- [Stated exercise]
Each entry here needs to be set down again exactly, please; pictures are left out.

- [Available data]
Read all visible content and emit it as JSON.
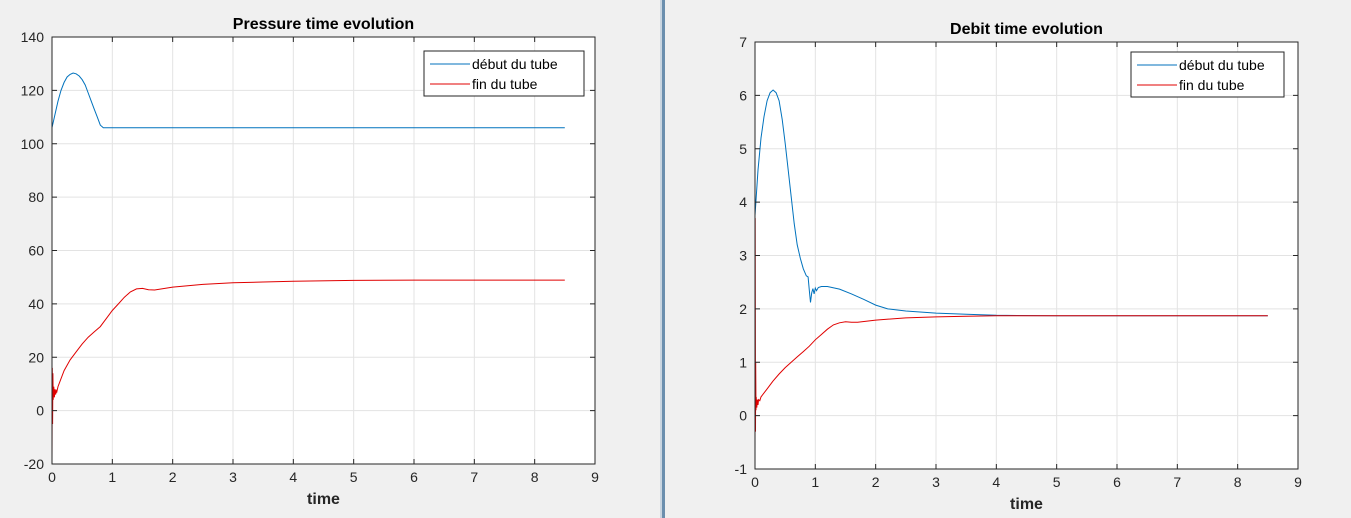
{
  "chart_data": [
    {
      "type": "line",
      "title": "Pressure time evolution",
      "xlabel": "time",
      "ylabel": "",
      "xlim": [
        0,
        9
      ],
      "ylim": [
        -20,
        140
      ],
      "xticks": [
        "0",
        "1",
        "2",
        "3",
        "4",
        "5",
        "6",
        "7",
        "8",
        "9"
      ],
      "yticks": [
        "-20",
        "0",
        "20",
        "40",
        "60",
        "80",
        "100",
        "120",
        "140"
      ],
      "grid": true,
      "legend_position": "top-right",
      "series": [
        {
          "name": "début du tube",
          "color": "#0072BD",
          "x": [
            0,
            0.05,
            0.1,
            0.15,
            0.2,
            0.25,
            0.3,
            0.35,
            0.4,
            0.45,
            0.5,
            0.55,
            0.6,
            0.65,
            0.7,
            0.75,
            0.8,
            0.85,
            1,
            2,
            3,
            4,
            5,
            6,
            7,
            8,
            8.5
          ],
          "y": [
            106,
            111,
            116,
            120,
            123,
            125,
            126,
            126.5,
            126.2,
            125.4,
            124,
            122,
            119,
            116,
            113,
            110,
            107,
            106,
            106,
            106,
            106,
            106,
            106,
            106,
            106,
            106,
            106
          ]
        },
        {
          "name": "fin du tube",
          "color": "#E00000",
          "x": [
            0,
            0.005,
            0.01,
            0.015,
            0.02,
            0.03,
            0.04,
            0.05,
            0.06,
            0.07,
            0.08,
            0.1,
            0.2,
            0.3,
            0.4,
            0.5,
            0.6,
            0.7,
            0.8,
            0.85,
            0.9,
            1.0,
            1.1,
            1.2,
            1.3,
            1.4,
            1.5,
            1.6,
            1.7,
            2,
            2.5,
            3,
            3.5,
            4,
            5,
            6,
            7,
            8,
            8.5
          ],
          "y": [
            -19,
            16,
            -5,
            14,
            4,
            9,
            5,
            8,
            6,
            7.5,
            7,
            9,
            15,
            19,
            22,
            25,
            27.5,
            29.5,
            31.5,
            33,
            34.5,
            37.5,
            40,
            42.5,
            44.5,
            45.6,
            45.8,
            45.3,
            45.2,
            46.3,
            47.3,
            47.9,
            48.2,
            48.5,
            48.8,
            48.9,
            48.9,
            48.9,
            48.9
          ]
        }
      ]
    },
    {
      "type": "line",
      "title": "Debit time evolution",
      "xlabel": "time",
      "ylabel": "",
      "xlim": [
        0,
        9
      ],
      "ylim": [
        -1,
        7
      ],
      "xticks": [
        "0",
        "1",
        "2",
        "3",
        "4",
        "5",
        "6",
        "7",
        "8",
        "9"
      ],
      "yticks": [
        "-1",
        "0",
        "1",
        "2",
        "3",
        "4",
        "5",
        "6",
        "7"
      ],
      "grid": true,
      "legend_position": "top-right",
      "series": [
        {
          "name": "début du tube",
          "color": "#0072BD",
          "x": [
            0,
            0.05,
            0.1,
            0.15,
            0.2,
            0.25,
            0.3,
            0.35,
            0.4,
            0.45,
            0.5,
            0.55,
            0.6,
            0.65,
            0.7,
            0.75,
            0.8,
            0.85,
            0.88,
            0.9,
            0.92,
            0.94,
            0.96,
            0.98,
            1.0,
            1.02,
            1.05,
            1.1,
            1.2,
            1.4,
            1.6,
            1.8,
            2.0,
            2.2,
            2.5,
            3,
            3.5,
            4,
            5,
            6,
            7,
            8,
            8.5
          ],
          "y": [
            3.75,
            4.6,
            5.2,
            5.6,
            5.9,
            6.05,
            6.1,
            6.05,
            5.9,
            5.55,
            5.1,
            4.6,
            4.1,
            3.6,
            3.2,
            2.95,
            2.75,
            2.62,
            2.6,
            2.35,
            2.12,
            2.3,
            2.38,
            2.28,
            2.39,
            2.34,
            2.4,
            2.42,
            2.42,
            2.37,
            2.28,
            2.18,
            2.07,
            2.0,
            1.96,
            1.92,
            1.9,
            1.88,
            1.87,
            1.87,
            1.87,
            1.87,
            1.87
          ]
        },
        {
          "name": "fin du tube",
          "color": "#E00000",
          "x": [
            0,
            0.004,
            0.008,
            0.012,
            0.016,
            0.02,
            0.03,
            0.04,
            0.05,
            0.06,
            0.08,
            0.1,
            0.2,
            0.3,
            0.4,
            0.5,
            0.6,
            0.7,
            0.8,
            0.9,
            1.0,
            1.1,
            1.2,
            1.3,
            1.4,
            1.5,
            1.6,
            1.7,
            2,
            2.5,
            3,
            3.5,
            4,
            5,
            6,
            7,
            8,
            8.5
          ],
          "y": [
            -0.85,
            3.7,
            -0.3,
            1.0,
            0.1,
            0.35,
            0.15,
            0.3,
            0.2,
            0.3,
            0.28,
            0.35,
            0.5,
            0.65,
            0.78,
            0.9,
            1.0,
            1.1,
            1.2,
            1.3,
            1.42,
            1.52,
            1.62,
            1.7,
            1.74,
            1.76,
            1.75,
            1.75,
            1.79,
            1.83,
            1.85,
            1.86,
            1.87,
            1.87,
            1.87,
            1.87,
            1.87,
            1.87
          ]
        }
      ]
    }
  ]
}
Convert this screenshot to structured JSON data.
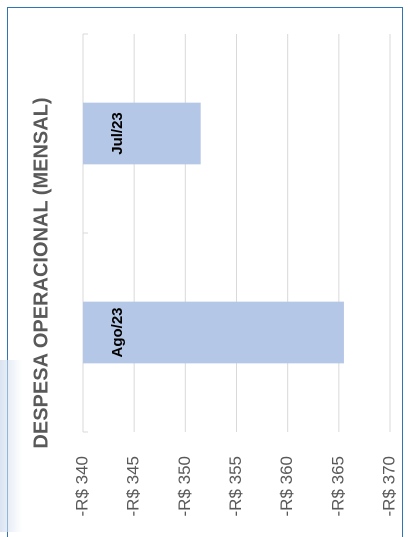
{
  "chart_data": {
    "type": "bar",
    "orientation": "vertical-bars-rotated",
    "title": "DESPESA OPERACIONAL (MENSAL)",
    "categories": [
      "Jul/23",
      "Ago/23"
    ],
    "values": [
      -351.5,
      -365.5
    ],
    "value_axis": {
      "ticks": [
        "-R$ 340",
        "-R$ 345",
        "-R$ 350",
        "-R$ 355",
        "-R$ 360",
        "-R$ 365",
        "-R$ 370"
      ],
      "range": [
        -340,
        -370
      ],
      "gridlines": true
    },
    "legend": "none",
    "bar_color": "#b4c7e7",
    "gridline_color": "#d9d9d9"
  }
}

- [Task answer]
Read all visible content and emit it as JSON.
{
  "chart_data": [
    {
      "type": "line",
      "title": "Pressure time evolution",
      "xlabel": "time",
      "ylabel": "",
      "xlim": [
        0,
        9
      ],
      "ylim": [
        -20,
        140
      ],
      "xticks": [
        "0",
        "1",
        "2",
        "3",
        "4",
        "5",
        "6",
        "7",
        "8",
        "9"
      ],
      "yticks": [
        "-20",
        "0",
        "20",
        "40",
        "60",
        "80",
        "100",
        "120",
        "140"
      ],
      "grid": true,
      "legend_position": "top-right",
      "series": [
        {
          "name": "début du tube",
          "color": "#0072BD",
          "x": [
            0,
            0.05,
            0.1,
            0.15,
            0.2,
            0.25,
            0.3,
            0.35,
            0.4,
            0.45,
            0.5,
            0.55,
            0.6,
            0.65,
            0.7,
            0.75,
            0.8,
            0.85,
            1,
            2,
            3,
            4,
            5,
            6,
            7,
            8,
            8.5
          ],
          "y": [
            106,
            111,
            116,
            120,
            123,
            125,
            126,
            126.5,
            126.2,
            125.4,
            124,
            122,
            119,
            116,
            113,
            110,
            107,
            106,
            106,
            106,
            106,
            106,
            106,
            106,
            106,
            106,
            106
          ]
        },
        {
          "name": "fin du tube",
          "color": "#E00000",
          "x": [
            0,
            0.005,
            0.01,
            0.015,
            0.02,
            0.03,
            0.04,
            0.05,
            0.06,
            0.07,
            0.08,
            0.1,
            0.2,
            0.3,
            0.4,
            0.5,
            0.6,
            0.7,
            0.8,
            0.85,
            0.9,
            1.0,
            1.1,
            1.2,
            1.3,
            1.4,
            1.5,
            1.6,
            1.7,
            2,
            2.5,
            3,
            3.5,
            4,
            5,
            6,
            7,
            8,
            8.5
          ],
          "y": [
            -19,
            16,
            -5,
            14,
            4,
            9,
            5,
            8,
            6,
            7.5,
            7,
            9,
            15,
            19,
            22,
            25,
            27.5,
            29.5,
            31.5,
            33,
            34.5,
            37.5,
            40,
            42.5,
            44.5,
            45.6,
            45.8,
            45.3,
            45.2,
            46.3,
            47.3,
            47.9,
            48.2,
            48.5,
            48.8,
            48.9,
            48.9,
            48.9,
            48.9
          ]
        }
      ]
    },
    {
      "type": "line",
      "title": "Debit time evolution",
      "xlabel": "time",
      "ylabel": "",
      "xlim": [
        0,
        9
      ],
      "ylim": [
        -1,
        7
      ],
      "xticks": [
        "0",
        "1",
        "2",
        "3",
        "4",
        "5",
        "6",
        "7",
        "8",
        "9"
      ],
      "yticks": [
        "-1",
        "0",
        "1",
        "2",
        "3",
        "4",
        "5",
        "6",
        "7"
      ],
      "grid": true,
      "legend_position": "top-right",
      "series": [
        {
          "name": "début du tube",
          "color": "#0072BD",
          "x": [
            0,
            0.05,
            0.1,
            0.15,
            0.2,
            0.25,
            0.3,
            0.35,
            0.4,
            0.45,
            0.5,
            0.55,
            0.6,
            0.65,
            0.7,
            0.75,
            0.8,
            0.85,
            0.88,
            0.9,
            0.92,
            0.94,
            0.96,
            0.98,
            1.0,
            1.02,
            1.05,
            1.1,
            1.2,
            1.4,
            1.6,
            1.8,
            2.0,
            2.2,
            2.5,
            3,
            3.5,
            4,
            5,
            6,
            7,
            8,
            8.5
          ],
          "y": [
            3.75,
            4.6,
            5.2,
            5.6,
            5.9,
            6.05,
            6.1,
            6.05,
            5.9,
            5.55,
            5.1,
            4.6,
            4.1,
            3.6,
            3.2,
            2.95,
            2.75,
            2.62,
            2.6,
            2.35,
            2.12,
            2.3,
            2.38,
            2.28,
            2.39,
            2.34,
            2.4,
            2.42,
            2.42,
            2.37,
            2.28,
            2.18,
            2.07,
            2.0,
            1.96,
            1.92,
            1.9,
            1.88,
            1.87,
            1.87,
            1.87,
            1.87,
            1.87
          ]
        },
        {
          "name": "fin du tube",
          "color": "#E00000",
          "x": [
            0,
            0.004,
            0.008,
            0.012,
            0.016,
            0.02,
            0.03,
            0.04,
            0.05,
            0.06,
            0.08,
            0.1,
            0.2,
            0.3,
            0.4,
            0.5,
            0.6,
            0.7,
            0.8,
            0.9,
            1.0,
            1.1,
            1.2,
            1.3,
            1.4,
            1.5,
            1.6,
            1.7,
            2,
            2.5,
            3,
            3.5,
            4,
            5,
            6,
            7,
            8,
            8.5
          ],
          "y": [
            -0.85,
            3.7,
            -0.3,
            1.0,
            0.1,
            0.35,
            0.15,
            0.3,
            0.2,
            0.3,
            0.28,
            0.35,
            0.5,
            0.65,
            0.78,
            0.9,
            1.0,
            1.1,
            1.2,
            1.3,
            1.42,
            1.52,
            1.62,
            1.7,
            1.74,
            1.76,
            1.75,
            1.75,
            1.79,
            1.83,
            1.85,
            1.86,
            1.87,
            1.87,
            1.87,
            1.87,
            1.87,
            1.87
          ]
        }
      ]
    }
  ]
}
Convert this screenshot to structured JSON data.
{
  "chart_data": {
    "type": "bar",
    "orientation": "vertical-bars-rotated",
    "title": "DESPESA OPERACIONAL (MENSAL)",
    "categories": [
      "Jul/23",
      "Ago/23"
    ],
    "values": [
      -351.5,
      -365.5
    ],
    "value_axis": {
      "ticks": [
        "-R$ 340",
        "-R$ 345",
        "-R$ 350",
        "-R$ 355",
        "-R$ 360",
        "-R$ 365",
        "-R$ 370"
      ],
      "range": [
        -340,
        -370
      ],
      "gridlines": true
    },
    "legend": "none",
    "bar_color": "#b4c7e7",
    "gridline_color": "#d9d9d9"
  }
}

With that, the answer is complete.